» Your instructions
All of the entries below need to be repeated exactly.

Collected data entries
[Start of section]

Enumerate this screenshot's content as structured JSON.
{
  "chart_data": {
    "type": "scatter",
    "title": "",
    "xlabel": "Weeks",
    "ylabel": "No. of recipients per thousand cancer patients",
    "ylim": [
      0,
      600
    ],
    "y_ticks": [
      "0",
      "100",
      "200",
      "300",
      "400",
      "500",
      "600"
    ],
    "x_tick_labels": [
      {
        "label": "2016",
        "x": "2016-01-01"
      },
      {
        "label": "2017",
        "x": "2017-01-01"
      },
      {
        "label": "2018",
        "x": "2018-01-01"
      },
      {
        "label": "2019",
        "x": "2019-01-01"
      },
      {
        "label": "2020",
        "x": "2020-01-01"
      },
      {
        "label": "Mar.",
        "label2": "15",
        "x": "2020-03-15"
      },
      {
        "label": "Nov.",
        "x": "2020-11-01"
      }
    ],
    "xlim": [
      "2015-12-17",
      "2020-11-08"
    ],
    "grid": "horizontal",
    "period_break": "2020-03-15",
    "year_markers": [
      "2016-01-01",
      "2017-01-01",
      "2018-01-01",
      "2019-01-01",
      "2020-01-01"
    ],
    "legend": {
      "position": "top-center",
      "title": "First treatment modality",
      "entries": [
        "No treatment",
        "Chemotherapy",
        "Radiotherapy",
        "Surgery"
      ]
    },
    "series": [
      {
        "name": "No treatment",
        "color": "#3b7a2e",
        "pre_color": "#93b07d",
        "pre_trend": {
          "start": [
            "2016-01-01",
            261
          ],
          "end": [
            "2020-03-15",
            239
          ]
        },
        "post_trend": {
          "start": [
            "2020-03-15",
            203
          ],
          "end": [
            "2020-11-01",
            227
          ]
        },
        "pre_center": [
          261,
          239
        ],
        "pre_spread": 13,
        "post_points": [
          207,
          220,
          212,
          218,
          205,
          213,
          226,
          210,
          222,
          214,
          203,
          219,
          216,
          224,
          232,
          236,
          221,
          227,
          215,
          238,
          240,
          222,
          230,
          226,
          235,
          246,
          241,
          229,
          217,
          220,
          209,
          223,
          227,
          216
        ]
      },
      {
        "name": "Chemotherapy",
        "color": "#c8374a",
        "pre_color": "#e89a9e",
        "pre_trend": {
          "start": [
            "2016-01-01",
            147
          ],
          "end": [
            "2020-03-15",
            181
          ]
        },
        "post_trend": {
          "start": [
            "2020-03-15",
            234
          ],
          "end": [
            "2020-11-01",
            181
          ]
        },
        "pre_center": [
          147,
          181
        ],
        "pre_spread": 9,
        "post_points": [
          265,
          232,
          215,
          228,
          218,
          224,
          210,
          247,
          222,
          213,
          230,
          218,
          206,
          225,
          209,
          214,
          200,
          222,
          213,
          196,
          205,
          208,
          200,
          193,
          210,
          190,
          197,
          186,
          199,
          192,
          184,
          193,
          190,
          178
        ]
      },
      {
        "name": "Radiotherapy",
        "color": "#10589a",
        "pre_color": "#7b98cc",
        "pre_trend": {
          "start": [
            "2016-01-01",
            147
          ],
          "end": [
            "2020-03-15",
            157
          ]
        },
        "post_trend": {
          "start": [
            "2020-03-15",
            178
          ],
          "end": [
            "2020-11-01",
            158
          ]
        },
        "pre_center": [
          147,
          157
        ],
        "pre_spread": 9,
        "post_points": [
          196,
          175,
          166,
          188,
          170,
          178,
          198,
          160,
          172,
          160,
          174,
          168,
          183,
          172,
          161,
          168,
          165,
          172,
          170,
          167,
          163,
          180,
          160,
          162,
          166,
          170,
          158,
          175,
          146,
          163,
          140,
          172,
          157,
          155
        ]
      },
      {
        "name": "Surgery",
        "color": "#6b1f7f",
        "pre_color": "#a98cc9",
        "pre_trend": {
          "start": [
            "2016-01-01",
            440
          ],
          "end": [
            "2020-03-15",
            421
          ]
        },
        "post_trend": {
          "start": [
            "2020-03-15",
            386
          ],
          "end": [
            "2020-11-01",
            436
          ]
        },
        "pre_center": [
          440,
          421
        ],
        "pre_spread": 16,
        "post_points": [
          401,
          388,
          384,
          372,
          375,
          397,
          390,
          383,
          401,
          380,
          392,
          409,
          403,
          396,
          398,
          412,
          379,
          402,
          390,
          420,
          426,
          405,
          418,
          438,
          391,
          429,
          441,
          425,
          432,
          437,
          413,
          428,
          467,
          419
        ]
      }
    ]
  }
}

[End of section]

» Output for this exercise
Enumerate this screenshot's content as structured JSON.
{
  "chart_data": {
    "type": "scatter",
    "title": "",
    "xlabel": "Weeks",
    "ylabel": "No. of recipients per thousand cancer patients",
    "ylim": [
      0,
      600
    ],
    "y_ticks": [
      "0",
      "100",
      "200",
      "300",
      "400",
      "500",
      "600"
    ],
    "x_tick_labels": [
      {
        "label": "2016",
        "x": "2016-01-01"
      },
      {
        "label": "2017",
        "x": "2017-01-01"
      },
      {
        "label": "2018",
        "x": "2018-01-01"
      },
      {
        "label": "2019",
        "x": "2019-01-01"
      },
      {
        "label": "2020",
        "x": "2020-01-01"
      },
      {
        "label": "Mar.",
        "label2": "15",
        "x": "2020-03-15"
      },
      {
        "label": "Nov.",
        "x": "2020-11-01"
      }
    ],
    "xlim": [
      "2015-12-17",
      "2020-11-08"
    ],
    "grid": "horizontal",
    "period_break": "2020-03-15",
    "year_markers": [
      "2016-01-01",
      "2017-01-01",
      "2018-01-01",
      "2019-01-01",
      "2020-01-01"
    ],
    "legend": {
      "position": "top-center",
      "title": "First treatment modality",
      "entries": [
        "No treatment",
        "Chemotherapy",
        "Radiotherapy",
        "Surgery"
      ]
    },
    "series": [
      {
        "name": "No treatment",
        "color": "#3b7a2e",
        "pre_color": "#93b07d",
        "pre_trend": {
          "start": [
            "2016-01-01",
            261
          ],
          "end": [
            "2020-03-15",
            239
          ]
        },
        "post_trend": {
          "start": [
            "2020-03-15",
            203
          ],
          "end": [
            "2020-11-01",
            227
          ]
        },
        "pre_center": [
          261,
          239
        ],
        "pre_spread": 13,
        "post_points": [
          207,
          220,
          212,
          218,
          205,
          213,
          226,
          210,
          222,
          214,
          203,
          219,
          216,
          224,
          232,
          236,
          221,
          227,
          215,
          238,
          240,
          222,
          230,
          226,
          235,
          246,
          241,
          229,
          217,
          220,
          209,
          223,
          227,
          216
        ]
      },
      {
        "name": "Chemotherapy",
        "color": "#c8374a",
        "pre_color": "#e89a9e",
        "pre_trend": {
          "start": [
            "2016-01-01",
            147
          ],
          "end": [
            "2020-03-15",
            181
          ]
        },
        "post_trend": {
          "start": [
            "2020-03-15",
            234
          ],
          "end": [
            "2020-11-01",
            181
          ]
        },
        "pre_center": [
          147,
          181
        ],
        "pre_spread": 9,
        "post_points": [
          265,
          232,
          215,
          228,
          218,
          224,
          210,
          247,
          222,
          213,
          230,
          218,
          206,
          225,
          209,
          214,
          200,
          222,
          213,
          196,
          205,
          208,
          200,
          193,
          210,
          190,
          197,
          186,
          199,
          192,
          184,
          193,
          190,
          178
        ]
      },
      {
        "name": "Radiotherapy",
        "color": "#10589a",
        "pre_color": "#7b98cc",
        "pre_trend": {
          "start": [
            "2016-01-01",
            147
          ],
          "end": [
            "2020-03-15",
            157
          ]
        },
        "post_trend": {
          "start": [
            "2020-03-15",
            178
          ],
          "end": [
            "2020-11-01",
            158
          ]
        },
        "pre_center": [
          147,
          157
        ],
        "pre_spread": 9,
        "post_points": [
          196,
          175,
          166,
          188,
          170,
          178,
          198,
          160,
          172,
          160,
          174,
          168,
          183,
          172,
          161,
          168,
          165,
          172,
          170,
          167,
          163,
          180,
          160,
          162,
          166,
          170,
          158,
          175,
          146,
          163,
          140,
          172,
          157,
          155
        ]
      },
      {
        "name": "Surgery",
        "color": "#6b1f7f",
        "pre_color": "#a98cc9",
        "pre_trend": {
          "start": [
            "2016-01-01",
            440
          ],
          "end": [
            "2020-03-15",
            421
          ]
        },
        "post_trend": {
          "start": [
            "2020-03-15",
            386
          ],
          "end": [
            "2020-11-01",
            436
          ]
        },
        "pre_center": [
          440,
          421
        ],
        "pre_spread": 16,
        "post_points": [
          401,
          388,
          384,
          372,
          375,
          397,
          390,
          383,
          401,
          380,
          392,
          409,
          403,
          396,
          398,
          412,
          379,
          402,
          390,
          420,
          426,
          405,
          418,
          438,
          391,
          429,
          441,
          425,
          432,
          437,
          413,
          428,
          467,
          419
        ]
      }
    ]
  }
}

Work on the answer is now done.